> _EXERCISE INSTRUCTIONS_:
Pick out the lines in the listing below that contain the word "Shanklin" and copy them.

> _AVAILABLE DATA_:
________________________________________

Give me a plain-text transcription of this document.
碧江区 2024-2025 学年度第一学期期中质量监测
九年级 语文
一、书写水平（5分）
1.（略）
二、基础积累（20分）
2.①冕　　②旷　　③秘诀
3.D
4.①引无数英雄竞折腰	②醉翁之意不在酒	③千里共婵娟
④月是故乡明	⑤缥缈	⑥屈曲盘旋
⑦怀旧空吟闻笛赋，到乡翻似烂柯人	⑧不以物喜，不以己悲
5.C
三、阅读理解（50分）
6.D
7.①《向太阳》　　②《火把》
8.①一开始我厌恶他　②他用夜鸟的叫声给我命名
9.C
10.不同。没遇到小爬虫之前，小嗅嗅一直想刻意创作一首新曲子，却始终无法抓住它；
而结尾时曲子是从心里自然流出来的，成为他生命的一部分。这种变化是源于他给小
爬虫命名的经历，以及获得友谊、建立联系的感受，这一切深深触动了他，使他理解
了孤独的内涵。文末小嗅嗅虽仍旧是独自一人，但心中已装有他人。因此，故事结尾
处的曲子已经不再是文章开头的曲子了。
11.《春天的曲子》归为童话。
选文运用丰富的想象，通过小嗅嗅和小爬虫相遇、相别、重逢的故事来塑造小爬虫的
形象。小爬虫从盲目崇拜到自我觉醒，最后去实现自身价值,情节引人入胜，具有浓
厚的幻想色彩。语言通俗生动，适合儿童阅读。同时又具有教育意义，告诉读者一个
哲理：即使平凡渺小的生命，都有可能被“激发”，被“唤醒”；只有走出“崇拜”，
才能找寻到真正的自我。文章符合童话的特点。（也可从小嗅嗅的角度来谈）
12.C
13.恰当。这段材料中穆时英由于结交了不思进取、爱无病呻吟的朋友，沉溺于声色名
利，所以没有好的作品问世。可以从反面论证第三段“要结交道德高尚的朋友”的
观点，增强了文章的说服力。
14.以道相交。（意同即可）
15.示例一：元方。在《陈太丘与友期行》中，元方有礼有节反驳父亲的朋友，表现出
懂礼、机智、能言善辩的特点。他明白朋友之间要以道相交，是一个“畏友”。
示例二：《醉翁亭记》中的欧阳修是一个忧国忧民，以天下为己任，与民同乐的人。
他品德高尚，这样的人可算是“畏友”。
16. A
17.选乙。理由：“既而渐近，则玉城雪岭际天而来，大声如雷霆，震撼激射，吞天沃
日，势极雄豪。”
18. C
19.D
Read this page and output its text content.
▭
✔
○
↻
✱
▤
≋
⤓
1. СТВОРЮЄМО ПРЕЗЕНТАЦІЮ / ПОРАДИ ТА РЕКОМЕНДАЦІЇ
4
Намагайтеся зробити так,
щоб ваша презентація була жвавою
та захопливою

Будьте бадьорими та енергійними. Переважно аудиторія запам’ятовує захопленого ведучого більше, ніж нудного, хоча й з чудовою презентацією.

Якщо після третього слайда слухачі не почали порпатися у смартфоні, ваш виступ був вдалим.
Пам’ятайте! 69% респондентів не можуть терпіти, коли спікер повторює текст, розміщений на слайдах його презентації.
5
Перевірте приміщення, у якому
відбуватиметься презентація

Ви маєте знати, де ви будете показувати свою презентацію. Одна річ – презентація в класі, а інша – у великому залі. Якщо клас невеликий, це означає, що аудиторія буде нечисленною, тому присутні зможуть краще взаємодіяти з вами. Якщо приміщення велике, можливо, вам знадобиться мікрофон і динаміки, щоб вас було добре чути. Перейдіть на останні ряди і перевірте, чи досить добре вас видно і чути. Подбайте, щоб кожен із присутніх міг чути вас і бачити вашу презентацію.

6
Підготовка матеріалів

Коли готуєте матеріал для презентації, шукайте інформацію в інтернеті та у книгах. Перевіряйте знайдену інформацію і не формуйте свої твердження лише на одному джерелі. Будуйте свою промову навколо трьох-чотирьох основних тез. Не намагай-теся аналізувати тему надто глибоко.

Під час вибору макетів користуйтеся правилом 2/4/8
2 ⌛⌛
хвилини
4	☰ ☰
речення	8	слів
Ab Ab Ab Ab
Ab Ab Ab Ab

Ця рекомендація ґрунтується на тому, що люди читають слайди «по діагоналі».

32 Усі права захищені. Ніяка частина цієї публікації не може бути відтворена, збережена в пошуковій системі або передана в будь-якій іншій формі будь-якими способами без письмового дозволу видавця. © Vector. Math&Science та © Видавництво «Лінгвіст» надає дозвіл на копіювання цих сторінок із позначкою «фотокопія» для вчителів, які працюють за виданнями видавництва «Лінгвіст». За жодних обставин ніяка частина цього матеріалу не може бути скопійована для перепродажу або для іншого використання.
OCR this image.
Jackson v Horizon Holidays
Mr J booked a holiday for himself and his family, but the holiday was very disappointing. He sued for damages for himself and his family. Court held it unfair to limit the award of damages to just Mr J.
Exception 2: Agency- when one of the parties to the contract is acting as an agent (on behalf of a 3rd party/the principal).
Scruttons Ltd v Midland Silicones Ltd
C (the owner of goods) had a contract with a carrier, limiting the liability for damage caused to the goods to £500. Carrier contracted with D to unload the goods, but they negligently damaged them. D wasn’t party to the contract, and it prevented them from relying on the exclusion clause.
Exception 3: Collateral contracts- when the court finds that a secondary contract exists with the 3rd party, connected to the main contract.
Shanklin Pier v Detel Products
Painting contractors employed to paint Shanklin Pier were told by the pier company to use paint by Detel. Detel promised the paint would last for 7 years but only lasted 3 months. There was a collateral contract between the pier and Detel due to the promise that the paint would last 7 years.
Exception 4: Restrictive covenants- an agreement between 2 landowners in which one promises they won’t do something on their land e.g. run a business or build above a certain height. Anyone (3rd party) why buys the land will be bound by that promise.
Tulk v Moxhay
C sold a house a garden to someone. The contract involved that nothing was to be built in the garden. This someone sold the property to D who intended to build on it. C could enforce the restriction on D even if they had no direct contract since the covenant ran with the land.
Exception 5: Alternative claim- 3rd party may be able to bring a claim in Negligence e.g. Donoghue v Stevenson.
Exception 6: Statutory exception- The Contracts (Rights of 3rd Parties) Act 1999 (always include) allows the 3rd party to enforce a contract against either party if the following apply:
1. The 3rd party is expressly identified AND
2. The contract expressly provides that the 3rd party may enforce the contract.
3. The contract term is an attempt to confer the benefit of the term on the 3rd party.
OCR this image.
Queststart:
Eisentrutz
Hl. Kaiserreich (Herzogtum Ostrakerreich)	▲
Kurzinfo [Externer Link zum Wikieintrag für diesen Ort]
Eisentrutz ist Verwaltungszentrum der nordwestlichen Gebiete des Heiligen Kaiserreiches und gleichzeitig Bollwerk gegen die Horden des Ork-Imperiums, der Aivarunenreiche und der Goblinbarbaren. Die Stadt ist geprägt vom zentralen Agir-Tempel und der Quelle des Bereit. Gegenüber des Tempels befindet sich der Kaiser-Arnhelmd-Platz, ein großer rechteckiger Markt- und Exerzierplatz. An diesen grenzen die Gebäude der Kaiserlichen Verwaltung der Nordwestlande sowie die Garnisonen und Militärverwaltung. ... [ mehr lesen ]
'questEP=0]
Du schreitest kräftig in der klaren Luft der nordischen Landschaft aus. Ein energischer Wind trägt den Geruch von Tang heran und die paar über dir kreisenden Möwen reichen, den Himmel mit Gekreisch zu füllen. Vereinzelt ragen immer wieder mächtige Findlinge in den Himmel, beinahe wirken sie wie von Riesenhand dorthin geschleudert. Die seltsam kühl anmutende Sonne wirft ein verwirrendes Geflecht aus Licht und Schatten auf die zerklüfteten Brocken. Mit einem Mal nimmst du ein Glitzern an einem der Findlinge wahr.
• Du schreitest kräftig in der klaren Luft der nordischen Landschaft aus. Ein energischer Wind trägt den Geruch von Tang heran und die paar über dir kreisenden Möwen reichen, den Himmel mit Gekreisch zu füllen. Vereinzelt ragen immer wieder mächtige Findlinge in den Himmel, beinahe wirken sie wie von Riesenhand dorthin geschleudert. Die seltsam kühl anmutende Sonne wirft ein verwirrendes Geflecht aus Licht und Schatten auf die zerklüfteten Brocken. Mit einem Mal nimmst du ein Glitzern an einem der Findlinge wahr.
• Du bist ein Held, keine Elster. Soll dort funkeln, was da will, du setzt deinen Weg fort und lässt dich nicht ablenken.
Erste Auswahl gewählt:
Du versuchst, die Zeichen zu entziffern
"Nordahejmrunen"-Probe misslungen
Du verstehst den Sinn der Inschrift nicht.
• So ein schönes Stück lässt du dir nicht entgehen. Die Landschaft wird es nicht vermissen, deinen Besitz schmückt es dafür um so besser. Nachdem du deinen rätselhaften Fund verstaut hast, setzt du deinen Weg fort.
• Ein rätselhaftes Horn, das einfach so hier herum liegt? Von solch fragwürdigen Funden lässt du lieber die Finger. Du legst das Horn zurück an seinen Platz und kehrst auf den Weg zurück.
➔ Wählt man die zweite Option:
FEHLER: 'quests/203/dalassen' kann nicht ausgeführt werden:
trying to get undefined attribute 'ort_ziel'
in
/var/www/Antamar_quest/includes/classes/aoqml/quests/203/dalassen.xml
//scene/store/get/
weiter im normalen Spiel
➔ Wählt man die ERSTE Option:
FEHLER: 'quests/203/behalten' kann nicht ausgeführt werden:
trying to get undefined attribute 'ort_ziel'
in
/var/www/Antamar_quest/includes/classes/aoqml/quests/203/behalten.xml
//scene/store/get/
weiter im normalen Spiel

________________________________________

> _OUTPUT BELOW_:
Shanklin Pier v Detel Products
Painting contractors employed to paint Shanklin Pier were told by the pier company to use paint by Detel. Detel promised the paint would last for 7 years but only lasted 3 months. There was a collateral contract between the pier and Detel due to the promise that the paint would last 7 years.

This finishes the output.